▶ **Listed entries**
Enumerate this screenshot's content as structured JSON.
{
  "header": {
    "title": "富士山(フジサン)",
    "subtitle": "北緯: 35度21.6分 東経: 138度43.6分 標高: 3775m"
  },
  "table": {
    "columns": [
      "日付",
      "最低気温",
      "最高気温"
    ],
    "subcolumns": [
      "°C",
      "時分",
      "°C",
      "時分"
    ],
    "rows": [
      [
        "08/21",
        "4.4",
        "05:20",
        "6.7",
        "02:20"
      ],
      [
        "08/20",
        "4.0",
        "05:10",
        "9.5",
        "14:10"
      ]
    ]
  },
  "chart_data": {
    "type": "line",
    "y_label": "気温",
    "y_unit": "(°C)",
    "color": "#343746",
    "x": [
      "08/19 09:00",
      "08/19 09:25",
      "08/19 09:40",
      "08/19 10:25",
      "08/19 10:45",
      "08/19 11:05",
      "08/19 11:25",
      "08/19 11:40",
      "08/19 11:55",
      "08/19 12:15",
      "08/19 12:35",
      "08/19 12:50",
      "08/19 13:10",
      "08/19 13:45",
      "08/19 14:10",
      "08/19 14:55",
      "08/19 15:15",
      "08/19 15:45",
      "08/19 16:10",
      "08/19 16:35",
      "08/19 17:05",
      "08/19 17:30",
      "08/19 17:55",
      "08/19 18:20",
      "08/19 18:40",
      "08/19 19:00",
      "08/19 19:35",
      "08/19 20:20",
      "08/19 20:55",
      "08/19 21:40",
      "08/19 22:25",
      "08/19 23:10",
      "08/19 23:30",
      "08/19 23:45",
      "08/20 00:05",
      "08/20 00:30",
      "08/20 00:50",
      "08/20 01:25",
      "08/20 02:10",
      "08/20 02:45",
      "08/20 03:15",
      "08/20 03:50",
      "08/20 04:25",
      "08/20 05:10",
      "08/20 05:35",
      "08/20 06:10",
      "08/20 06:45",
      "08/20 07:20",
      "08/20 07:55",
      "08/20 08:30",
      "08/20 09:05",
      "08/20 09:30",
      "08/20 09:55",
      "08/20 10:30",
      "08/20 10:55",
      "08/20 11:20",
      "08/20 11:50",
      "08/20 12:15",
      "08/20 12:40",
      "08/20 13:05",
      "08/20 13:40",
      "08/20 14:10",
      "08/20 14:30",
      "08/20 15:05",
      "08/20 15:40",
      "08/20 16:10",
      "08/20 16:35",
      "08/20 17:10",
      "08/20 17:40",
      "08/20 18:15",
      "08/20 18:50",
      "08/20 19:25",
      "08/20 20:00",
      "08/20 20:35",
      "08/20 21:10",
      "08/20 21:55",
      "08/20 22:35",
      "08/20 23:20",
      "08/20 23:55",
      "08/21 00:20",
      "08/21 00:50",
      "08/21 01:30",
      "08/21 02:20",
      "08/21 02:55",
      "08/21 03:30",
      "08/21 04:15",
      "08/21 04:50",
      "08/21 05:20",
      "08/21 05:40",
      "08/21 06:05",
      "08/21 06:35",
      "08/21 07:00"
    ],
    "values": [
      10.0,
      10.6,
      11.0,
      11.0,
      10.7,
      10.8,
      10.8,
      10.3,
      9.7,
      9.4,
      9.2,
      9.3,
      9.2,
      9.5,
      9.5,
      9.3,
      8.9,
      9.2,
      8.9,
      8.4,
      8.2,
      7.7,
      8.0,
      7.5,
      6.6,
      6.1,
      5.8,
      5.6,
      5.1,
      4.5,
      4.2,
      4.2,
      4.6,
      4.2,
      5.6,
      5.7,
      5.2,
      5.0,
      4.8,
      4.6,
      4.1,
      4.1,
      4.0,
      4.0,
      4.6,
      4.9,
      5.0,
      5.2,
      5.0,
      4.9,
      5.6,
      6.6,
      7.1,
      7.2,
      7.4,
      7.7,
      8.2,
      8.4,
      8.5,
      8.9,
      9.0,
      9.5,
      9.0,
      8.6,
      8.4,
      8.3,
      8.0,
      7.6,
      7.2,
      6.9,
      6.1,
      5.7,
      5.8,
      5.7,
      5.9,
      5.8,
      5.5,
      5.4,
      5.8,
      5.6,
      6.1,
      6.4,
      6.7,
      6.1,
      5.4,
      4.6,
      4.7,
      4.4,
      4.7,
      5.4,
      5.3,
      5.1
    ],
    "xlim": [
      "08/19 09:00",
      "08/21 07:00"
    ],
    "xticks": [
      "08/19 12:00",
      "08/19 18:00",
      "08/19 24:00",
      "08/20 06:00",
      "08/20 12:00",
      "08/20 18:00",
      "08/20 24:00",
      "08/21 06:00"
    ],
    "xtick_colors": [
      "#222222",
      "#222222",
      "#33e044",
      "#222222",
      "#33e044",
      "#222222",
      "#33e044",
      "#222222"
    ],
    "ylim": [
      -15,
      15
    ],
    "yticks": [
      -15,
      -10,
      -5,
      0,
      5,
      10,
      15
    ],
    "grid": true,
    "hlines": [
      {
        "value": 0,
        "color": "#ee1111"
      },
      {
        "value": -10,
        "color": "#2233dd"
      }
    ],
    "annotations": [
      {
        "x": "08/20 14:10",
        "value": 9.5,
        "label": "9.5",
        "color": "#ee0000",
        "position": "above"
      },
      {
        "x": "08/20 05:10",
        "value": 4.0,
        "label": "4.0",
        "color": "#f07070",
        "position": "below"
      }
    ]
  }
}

▶ **Required task**
Write out the full listing, keeping every line exactly as it is.

▶ **Reply to the task**
Enumerate this screenshot's content as structured JSON.
{
  "header": {
    "title": "富士山(フジサン)",
    "subtitle": "北緯: 35度21.6分 東経: 138度43.6分 標高: 3775m"
  },
  "table": {
    "columns": [
      "日付",
      "最低気温",
      "最高気温"
    ],
    "subcolumns": [
      "°C",
      "時分",
      "°C",
      "時分"
    ],
    "rows": [
      [
        "08/21",
        "4.4",
        "05:20",
        "6.7",
        "02:20"
      ],
      [
        "08/20",
        "4.0",
        "05:10",
        "9.5",
        "14:10"
      ]
    ]
  },
  "chart_data": {
    "type": "line",
    "y_label": "気温",
    "y_unit": "(°C)",
    "color": "#343746",
    "x": [
      "08/19 09:00",
      "08/19 09:25",
      "08/19 09:40",
      "08/19 10:25",
      "08/19 10:45",
      "08/19 11:05",
      "08/19 11:25",
      "08/19 11:40",
      "08/19 11:55",
      "08/19 12:15",
      "08/19 12:35",
      "08/19 12:50",
      "08/19 13:10",
      "08/19 13:45",
      "08/19 14:10",
      "08/19 14:55",
      "08/19 15:15",
      "08/19 15:45",
      "08/19 16:10",
      "08/19 16:35",
      "08/19 17:05",
      "08/19 17:30",
      "08/19 17:55",
      "08/19 18:20",
      "08/19 18:40",
      "08/19 19:00",
      "08/19 19:35",
      "08/19 20:20",
      "08/19 20:55",
      "08/19 21:40",
      "08/19 22:25",
      "08/19 23:10",
      "08/19 23:30",
      "08/19 23:45",
      "08/20 00:05",
      "08/20 00:30",
      "08/20 00:50",
      "08/20 01:25",
      "08/20 02:10",
      "08/20 02:45",
      "08/20 03:15",
      "08/20 03:50",
      "08/20 04:25",
      "08/20 05:10",
      "08/20 05:35",
      "08/20 06:10",
      "08/20 06:45",
      "08/20 07:20",
      "08/20 07:55",
      "08/20 08:30",
      "08/20 09:05",
      "08/20 09:30",
      "08/20 09:55",
      "08/20 10:30",
      "08/20 10:55",
      "08/20 11:20",
      "08/20 11:50",
      "08/20 12:15",
      "08/20 12:40",
      "08/20 13:05",
      "08/20 13:40",
      "08/20 14:10",
      "08/20 14:30",
      "08/20 15:05",
      "08/20 15:40",
      "08/20 16:10",
      "08/20 16:35",
      "08/20 17:10",
      "08/20 17:40",
      "08/20 18:15",
      "08/20 18:50",
      "08/20 19:25",
      "08/20 20:00",
      "08/20 20:35",
      "08/20 21:10",
      "08/20 21:55",
      "08/20 22:35",
      "08/20 23:20",
      "08/20 23:55",
      "08/21 00:20",
      "08/21 00:50",
      "08/21 01:30",
      "08/21 02:20",
      "08/21 02:55",
      "08/21 03:30",
      "08/21 04:15",
      "08/21 04:50",
      "08/21 05:20",
      "08/21 05:40",
      "08/21 06:05",
      "08/21 06:35",
      "08/21 07:00"
    ],
    "values": [
      10.0,
      10.6,
      11.0,
      11.0,
      10.7,
      10.8,
      10.8,
      10.3,
      9.7,
      9.4,
      9.2,
      9.3,
      9.2,
      9.5,
      9.5,
      9.3,
      8.9,
      9.2,
      8.9,
      8.4,
      8.2,
      7.7,
      8.0,
      7.5,
      6.6,
      6.1,
      5.8,
      5.6,
      5.1,
      4.5,
      4.2,
      4.2,
      4.6,
      4.2,
      5.6,
      5.7,
      5.2,
      5.0,
      4.8,
      4.6,
      4.1,
      4.1,
      4.0,
      4.0,
      4.6,
      4.9,
      5.0,
      5.2,
      5.0,
      4.9,
      5.6,
      6.6,
      7.1,
      7.2,
      7.4,
      7.7,
      8.2,
      8.4,
      8.5,
      8.9,
      9.0,
      9.5,
      9.0,
      8.6,
      8.4,
      8.3,
      8.0,
      7.6,
      7.2,
      6.9,
      6.1,
      5.7,
      5.8,
      5.7,
      5.9,
      5.8,
      5.5,
      5.4,
      5.8,
      5.6,
      6.1,
      6.4,
      6.7,
      6.1,
      5.4,
      4.6,
      4.7,
      4.4,
      4.7,
      5.4,
      5.3,
      5.1
    ],
    "xlim": [
      "08/19 09:00",
      "08/21 07:00"
    ],
    "xticks": [
      "08/19 12:00",
      "08/19 18:00",
      "08/19 24:00",
      "08/20 06:00",
      "08/20 12:00",
      "08/20 18:00",
      "08/20 24:00",
      "08/21 06:00"
    ],
    "xtick_colors": [
      "#222222",
      "#222222",
      "#33e044",
      "#222222",
      "#33e044",
      "#222222",
      "#33e044",
      "#222222"
    ],
    "ylim": [
      -15,
      15
    ],
    "yticks": [
      -15,
      -10,
      -5,
      0,
      5,
      10,
      15
    ],
    "grid": true,
    "hlines": [
      {
        "value": 0,
        "color": "#ee1111"
      },
      {
        "value": -10,
        "color": "#2233dd"
      }
    ],
    "annotations": [
      {
        "x": "08/20 14:10",
        "value": 9.5,
        "label": "9.5",
        "color": "#ee0000",
        "position": "above"
      },
      {
        "x": "08/20 05:10",
        "value": 4.0,
        "label": "4.0",
        "color": "#f07070",
        "position": "below"
      }
    ]
  }
}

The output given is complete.